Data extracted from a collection
══════════════════════════════

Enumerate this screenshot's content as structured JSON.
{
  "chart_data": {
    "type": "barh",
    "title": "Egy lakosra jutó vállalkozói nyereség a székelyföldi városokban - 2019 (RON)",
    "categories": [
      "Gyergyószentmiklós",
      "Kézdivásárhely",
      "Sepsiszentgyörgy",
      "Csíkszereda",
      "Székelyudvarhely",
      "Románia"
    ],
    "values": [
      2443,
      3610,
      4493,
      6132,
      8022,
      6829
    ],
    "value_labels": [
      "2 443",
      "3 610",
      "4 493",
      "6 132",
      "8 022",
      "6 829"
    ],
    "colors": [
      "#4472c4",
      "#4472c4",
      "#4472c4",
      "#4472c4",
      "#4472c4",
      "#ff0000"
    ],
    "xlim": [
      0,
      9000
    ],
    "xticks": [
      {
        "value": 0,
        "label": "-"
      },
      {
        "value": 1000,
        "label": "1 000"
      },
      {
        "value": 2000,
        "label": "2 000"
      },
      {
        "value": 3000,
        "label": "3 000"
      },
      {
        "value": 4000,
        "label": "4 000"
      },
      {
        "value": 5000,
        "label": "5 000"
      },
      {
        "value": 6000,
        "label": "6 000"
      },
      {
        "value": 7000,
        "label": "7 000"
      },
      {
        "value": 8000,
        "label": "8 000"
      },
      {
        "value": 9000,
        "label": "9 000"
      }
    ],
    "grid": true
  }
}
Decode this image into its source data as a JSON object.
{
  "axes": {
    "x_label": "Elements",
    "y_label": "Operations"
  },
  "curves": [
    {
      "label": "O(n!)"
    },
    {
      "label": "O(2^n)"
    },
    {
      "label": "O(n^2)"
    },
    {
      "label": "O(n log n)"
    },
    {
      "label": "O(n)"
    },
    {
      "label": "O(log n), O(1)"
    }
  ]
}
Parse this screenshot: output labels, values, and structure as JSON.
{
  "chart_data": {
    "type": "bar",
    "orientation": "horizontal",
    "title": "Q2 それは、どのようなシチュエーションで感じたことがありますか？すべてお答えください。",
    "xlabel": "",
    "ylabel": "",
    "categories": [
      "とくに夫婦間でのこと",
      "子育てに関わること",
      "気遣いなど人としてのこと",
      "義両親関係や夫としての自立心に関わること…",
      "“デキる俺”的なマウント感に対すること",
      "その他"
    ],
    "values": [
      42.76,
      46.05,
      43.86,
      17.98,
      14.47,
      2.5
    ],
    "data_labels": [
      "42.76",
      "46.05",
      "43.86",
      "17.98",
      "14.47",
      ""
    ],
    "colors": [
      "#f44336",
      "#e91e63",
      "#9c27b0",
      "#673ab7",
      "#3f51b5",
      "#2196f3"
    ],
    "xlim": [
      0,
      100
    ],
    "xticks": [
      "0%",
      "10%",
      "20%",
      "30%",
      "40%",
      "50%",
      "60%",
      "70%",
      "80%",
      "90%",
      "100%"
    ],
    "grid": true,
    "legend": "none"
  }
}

══════════════════════════════

Exercise: On how many lines does the word "title" appear? Answer with only the number.

Output: 2